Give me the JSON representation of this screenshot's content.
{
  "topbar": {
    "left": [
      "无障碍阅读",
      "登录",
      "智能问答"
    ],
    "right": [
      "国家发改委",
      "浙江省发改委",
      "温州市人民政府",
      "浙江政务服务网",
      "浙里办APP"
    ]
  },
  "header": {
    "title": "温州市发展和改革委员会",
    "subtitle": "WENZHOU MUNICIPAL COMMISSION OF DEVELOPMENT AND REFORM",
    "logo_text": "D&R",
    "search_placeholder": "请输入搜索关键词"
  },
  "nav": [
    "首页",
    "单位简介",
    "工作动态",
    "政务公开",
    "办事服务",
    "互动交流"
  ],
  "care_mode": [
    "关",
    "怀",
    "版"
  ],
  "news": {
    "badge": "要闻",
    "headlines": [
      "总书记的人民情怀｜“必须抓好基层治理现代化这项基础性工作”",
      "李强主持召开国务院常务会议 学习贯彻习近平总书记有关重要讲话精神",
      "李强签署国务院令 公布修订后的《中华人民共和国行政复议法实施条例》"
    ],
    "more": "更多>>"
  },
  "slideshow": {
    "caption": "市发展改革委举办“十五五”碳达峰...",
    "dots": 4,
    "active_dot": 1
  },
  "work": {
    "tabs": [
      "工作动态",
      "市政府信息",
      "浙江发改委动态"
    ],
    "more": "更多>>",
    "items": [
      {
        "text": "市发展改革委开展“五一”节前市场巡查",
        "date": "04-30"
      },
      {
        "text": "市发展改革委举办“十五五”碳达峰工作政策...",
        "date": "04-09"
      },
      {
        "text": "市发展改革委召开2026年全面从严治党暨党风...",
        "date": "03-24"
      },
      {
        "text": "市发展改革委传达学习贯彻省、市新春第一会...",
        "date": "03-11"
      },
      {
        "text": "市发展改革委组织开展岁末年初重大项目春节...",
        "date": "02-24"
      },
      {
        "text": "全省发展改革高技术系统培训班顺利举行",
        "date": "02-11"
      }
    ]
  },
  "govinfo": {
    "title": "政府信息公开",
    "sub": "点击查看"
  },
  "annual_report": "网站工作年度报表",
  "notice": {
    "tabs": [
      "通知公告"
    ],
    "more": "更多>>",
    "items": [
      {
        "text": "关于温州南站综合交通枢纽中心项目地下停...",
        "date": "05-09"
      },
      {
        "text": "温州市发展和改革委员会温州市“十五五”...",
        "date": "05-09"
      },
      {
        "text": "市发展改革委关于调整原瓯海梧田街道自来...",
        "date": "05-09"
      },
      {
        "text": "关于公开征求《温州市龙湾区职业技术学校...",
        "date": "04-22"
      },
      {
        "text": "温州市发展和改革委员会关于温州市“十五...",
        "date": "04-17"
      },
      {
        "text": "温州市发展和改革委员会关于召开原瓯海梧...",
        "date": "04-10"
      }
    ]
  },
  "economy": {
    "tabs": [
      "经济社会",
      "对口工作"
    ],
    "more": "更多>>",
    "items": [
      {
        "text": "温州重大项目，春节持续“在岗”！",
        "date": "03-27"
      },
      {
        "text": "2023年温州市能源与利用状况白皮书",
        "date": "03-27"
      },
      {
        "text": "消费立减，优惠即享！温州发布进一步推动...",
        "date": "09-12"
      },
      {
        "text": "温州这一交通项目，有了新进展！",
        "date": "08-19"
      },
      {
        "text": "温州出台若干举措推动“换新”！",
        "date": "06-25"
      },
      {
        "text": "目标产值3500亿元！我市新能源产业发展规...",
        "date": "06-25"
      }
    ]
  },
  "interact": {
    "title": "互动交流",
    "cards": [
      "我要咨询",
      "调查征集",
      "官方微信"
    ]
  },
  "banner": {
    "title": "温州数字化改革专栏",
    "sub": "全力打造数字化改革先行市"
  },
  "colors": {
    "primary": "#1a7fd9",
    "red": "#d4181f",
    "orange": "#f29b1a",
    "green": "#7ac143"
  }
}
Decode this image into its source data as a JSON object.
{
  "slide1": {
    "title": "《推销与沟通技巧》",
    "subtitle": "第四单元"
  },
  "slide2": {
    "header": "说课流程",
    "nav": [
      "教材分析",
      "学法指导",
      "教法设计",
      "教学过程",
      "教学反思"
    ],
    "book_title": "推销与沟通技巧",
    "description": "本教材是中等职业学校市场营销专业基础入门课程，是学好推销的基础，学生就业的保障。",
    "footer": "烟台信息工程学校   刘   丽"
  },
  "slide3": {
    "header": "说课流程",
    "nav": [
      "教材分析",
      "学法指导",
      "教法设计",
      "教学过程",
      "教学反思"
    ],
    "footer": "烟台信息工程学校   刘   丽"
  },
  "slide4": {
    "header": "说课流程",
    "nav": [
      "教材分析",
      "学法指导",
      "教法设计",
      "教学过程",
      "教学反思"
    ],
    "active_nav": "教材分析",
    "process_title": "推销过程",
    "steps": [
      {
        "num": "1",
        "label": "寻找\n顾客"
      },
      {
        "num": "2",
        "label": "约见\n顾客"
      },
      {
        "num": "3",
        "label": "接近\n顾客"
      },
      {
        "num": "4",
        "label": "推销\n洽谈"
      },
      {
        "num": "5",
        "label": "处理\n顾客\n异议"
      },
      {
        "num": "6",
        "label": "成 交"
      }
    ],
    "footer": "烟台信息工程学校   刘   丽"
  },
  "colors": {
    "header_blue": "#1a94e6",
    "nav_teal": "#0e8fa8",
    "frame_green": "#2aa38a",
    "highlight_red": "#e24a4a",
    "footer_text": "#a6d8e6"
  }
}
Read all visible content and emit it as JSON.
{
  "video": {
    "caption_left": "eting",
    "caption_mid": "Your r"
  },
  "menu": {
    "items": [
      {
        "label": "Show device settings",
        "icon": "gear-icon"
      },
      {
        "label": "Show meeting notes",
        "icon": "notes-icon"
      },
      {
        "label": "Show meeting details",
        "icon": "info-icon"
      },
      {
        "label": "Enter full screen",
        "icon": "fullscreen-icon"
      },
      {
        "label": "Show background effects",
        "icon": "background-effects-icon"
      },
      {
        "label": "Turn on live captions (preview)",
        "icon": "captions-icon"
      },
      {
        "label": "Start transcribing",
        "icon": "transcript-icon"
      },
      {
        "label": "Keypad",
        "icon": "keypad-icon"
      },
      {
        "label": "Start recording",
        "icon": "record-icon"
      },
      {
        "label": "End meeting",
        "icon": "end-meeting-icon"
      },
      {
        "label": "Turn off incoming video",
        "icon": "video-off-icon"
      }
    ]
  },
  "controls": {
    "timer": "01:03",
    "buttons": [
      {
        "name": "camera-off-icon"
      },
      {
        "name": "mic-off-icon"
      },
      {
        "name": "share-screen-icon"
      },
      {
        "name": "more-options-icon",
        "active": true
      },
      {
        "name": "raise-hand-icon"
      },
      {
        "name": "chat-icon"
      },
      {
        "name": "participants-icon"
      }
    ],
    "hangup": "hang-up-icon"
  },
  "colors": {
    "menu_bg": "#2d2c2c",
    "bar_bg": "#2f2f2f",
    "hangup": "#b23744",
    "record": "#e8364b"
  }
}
◇ ◇ ◇ ◇
### [Problem details]
Look through the entries above; copy every line holding the string "notes".

### [Reply to the exercise]
        "label": "Show meeting notes",
        "icon": "notes-icon"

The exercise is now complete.